Goal: Report only how many lines of the entries below contain the string "优秀护士".

Data shown:
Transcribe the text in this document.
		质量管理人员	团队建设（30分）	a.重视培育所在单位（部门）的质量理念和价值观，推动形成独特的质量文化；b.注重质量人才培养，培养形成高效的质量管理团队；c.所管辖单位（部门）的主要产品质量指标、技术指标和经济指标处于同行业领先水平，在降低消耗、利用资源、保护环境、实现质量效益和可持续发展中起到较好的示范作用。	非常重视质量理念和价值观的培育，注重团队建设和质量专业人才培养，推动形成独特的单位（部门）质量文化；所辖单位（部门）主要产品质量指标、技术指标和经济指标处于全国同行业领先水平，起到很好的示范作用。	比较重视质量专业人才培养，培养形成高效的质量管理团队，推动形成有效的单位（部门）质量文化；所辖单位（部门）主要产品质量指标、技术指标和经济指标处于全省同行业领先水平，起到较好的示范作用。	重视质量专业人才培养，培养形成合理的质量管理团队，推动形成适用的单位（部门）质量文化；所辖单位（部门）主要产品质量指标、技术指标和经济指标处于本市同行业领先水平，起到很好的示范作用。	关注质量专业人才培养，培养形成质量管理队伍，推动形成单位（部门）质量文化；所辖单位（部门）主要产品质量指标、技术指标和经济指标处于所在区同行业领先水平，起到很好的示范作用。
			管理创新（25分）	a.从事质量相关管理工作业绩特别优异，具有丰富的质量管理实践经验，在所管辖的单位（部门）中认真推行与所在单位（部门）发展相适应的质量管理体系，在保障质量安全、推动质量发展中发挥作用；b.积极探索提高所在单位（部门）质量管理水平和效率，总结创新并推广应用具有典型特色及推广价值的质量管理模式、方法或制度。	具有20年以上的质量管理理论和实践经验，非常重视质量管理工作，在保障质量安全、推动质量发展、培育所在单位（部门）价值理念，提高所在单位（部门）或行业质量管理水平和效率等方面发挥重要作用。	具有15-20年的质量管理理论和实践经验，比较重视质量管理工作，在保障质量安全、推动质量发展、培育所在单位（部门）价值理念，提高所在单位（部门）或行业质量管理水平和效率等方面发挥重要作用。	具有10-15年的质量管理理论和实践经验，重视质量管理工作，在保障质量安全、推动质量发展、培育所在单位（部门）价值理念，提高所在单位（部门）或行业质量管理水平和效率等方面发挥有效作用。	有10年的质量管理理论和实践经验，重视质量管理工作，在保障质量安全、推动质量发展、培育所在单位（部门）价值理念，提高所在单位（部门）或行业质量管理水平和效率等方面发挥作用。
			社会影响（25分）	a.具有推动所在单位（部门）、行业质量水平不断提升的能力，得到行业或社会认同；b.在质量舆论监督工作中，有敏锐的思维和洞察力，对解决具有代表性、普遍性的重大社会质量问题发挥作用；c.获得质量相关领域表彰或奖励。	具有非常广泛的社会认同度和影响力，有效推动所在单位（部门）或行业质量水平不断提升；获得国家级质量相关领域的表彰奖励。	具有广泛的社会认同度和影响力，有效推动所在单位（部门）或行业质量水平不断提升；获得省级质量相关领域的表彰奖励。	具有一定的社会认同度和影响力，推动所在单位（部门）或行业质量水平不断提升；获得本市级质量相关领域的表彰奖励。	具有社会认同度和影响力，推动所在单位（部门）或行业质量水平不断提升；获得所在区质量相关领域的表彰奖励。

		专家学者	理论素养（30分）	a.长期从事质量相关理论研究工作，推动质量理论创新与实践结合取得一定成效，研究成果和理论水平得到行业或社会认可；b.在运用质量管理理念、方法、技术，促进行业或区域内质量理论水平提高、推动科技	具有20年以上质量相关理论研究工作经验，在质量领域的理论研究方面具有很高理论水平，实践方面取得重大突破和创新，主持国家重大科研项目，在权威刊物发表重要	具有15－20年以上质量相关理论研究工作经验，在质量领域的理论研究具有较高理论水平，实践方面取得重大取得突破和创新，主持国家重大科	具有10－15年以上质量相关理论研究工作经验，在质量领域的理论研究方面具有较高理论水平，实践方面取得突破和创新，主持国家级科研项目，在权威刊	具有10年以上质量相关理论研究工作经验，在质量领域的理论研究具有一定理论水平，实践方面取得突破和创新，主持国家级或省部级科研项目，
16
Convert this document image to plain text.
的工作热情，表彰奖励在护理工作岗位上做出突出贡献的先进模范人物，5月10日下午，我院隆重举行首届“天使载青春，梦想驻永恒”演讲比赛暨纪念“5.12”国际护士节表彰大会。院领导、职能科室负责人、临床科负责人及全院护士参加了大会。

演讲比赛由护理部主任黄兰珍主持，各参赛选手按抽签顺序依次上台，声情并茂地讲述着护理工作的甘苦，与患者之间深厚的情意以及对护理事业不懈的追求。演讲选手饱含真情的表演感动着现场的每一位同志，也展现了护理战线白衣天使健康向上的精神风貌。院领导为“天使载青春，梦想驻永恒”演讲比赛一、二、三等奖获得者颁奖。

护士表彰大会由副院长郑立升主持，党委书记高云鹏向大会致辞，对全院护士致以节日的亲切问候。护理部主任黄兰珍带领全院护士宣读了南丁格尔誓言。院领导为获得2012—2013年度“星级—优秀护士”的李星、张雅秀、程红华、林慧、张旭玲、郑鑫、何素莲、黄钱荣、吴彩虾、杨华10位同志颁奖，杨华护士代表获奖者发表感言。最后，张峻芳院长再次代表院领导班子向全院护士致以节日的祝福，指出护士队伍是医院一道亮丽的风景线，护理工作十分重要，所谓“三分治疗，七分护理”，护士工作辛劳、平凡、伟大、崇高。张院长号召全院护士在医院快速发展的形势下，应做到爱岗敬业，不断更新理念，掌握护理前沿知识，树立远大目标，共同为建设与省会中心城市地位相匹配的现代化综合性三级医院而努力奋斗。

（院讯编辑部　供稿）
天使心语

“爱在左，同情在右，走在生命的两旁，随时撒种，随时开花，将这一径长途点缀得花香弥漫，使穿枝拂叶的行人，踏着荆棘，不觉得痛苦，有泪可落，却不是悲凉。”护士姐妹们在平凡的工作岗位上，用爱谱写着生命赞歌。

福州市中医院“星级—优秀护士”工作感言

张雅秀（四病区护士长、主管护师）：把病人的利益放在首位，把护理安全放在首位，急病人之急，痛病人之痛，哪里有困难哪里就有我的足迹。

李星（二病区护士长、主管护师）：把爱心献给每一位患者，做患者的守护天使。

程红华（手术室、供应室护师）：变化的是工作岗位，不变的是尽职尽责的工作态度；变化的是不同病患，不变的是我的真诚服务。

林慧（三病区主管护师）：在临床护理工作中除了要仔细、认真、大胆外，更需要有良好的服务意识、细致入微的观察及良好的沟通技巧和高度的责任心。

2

Output of the task: 2